## Start Listed records

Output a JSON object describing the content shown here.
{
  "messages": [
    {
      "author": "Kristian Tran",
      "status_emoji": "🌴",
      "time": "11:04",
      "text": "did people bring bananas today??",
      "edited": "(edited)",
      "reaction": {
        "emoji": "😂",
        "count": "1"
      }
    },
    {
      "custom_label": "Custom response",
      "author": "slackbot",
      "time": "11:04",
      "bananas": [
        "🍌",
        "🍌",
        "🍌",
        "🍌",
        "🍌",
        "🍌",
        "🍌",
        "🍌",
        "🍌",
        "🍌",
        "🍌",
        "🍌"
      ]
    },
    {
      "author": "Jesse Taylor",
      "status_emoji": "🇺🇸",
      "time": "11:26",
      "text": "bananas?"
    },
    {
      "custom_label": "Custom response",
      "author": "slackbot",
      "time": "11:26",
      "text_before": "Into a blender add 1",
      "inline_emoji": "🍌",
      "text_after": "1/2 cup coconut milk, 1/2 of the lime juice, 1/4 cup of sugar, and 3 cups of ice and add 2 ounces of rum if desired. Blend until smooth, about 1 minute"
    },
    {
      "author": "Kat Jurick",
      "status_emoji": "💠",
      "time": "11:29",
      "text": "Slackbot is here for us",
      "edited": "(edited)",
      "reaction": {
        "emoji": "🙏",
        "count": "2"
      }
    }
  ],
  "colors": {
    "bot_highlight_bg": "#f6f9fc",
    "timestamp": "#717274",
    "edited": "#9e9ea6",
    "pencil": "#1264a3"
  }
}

## End Listed records

> Exercise requirements
Return the whole listing exactly.

> Exercise response
Output a JSON object describing the content shown here.
{
  "messages": [
    {
      "author": "Kristian Tran",
      "status_emoji": "🌴",
      "time": "11:04",
      "text": "did people bring bananas today??",
      "edited": "(edited)",
      "reaction": {
        "emoji": "😂",
        "count": "1"
      }
    },
    {
      "custom_label": "Custom response",
      "author": "slackbot",
      "time": "11:04",
      "bananas": [
        "🍌",
        "🍌",
        "🍌",
        "🍌",
        "🍌",
        "🍌",
        "🍌",
        "🍌",
        "🍌",
        "🍌",
        "🍌",
        "🍌"
      ]
    },
    {
      "author": "Jesse Taylor",
      "status_emoji": "🇺🇸",
      "time": "11:26",
      "text": "bananas?"
    },
    {
      "custom_label": "Custom response",
      "author": "slackbot",
      "time": "11:26",
      "text_before": "Into a blender add 1",
      "inline_emoji": "🍌",
      "text_after": "1/2 cup coconut milk, 1/2 of the lime juice, 1/4 cup of sugar, and 3 cups of ice and add 2 ounces of rum if desired. Blend until smooth, about 1 minute"
    },
    {
      "author": "Kat Jurick",
      "status_emoji": "💠",
      "time": "11:29",
      "text": "Slackbot is here for us",
      "edited": "(edited)",
      "reaction": {
        "emoji": "🙏",
        "count": "2"
      }
    }
  ],
  "colors": {
    "bot_highlight_bg": "#f6f9fc",
    "timestamp": "#717274",
    "edited": "#9e9ea6",
    "pencil": "#1264a3"
  }
}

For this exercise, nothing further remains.